Start

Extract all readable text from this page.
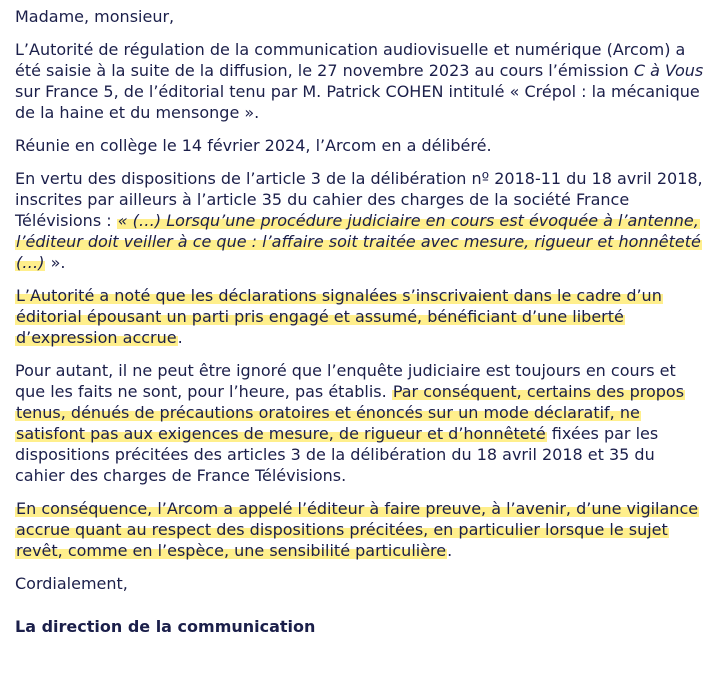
Madame, monsieur,

L’Autorité de régulation de la communication audiovisuelle et numérique (Arcom) a été saisie à la suite de la diffusion, le 27 novembre 2023 au cours l’émission C à Vous sur France 5, de l’éditorial tenu par M. Patrick COHEN intitulé « Crépol : la mécanique de la haine et du mensonge ».

Réunie en collège le 14 février 2024, l’Arcom en a délibéré.

En vertu des dispositions de l’article 3 de la délibération nº 2018-11 du 18 avril 2018, inscrites par ailleurs à l’article 35 du cahier des charges de la société France Télévisions : « (…) Lorsqu’une procédure judiciaire en cours est évoquée à l’antenne, l’éditeur doit veiller à ce que : l’affaire soit traitée avec mesure, rigueur et honnêteté (…) ».

L’Autorité a noté que les déclarations signalées s’inscrivaient dans le cadre d’un éditorial épousant un parti pris engagé et assumé, bénéficiant d’une liberté d’expression accrue.

Pour autant, il ne peut être ignoré que l’enquête judiciaire est toujours en cours et que les faits ne sont, pour l’heure, pas établis. Par conséquent, certains des propos tenus, dénués de précautions oratoires et énoncés sur un mode déclaratif, ne satisfont pas aux exigences de mesure, de rigueur et d’honnêteté fixées par les dispositions précitées des articles 3 de la délibération du 18 avril 2018 et 35 du cahier des charges de France Télévisions.

En conséquence, l’Arcom a appelé l’éditeur à faire preuve, à l’avenir, d’une vigilance accrue quant au respect des dispositions précitées, en particulier lorsque le sujet revêt, comme en l’espèce, une sensibilité particulière.

Cordialement,

La direction de la communication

End

> **To be done**:
Reproduce each line word for word and drop the pictures.

> **Solution to the problem**:
Extract all readable text from this page.
Madame, monsieur,

L’Autorité de régulation de la communication audiovisuelle et numérique (Arcom) a été saisie à la suite de la diffusion, le 27 novembre 2023 au cours l’émission C à Vous sur France 5, de l’éditorial tenu par M. Patrick COHEN intitulé « Crépol : la mécanique de la haine et du mensonge ».

Réunie en collège le 14 février 2024, l’Arcom en a délibéré.

En vertu des dispositions de l’article 3 de la délibération nº 2018-11 du 18 avril 2018, inscrites par ailleurs à l’article 35 du cahier des charges de la société France Télévisions : « (…) Lorsqu’une procédure judiciaire en cours est évoquée à l’antenne, l’éditeur doit veiller à ce que : l’affaire soit traitée avec mesure, rigueur et honnêteté (…) ».

L’Autorité a noté que les déclarations signalées s’inscrivaient dans le cadre d’un éditorial épousant un parti pris engagé et assumé, bénéficiant d’une liberté d’expression accrue.

Pour autant, il ne peut être ignoré que l’enquête judiciaire est toujours en cours et que les faits ne sont, pour l’heure, pas établis. Par conséquent, certains des propos tenus, dénués de précautions oratoires et énoncés sur un mode déclaratif, ne satisfont pas aux exigences de mesure, de rigueur et d’honnêteté fixées par les dispositions précitées des articles 3 de la délibération du 18 avril 2018 et 35 du cahier des charges de France Télévisions.

En conséquence, l’Arcom a appelé l’éditeur à faire preuve, à l’avenir, d’une vigilance accrue quant au respect des dispositions précitées, en particulier lorsque le sujet revêt, comme en l’espèce, une sensibilité particulière.

Cordialement,

La direction de la communication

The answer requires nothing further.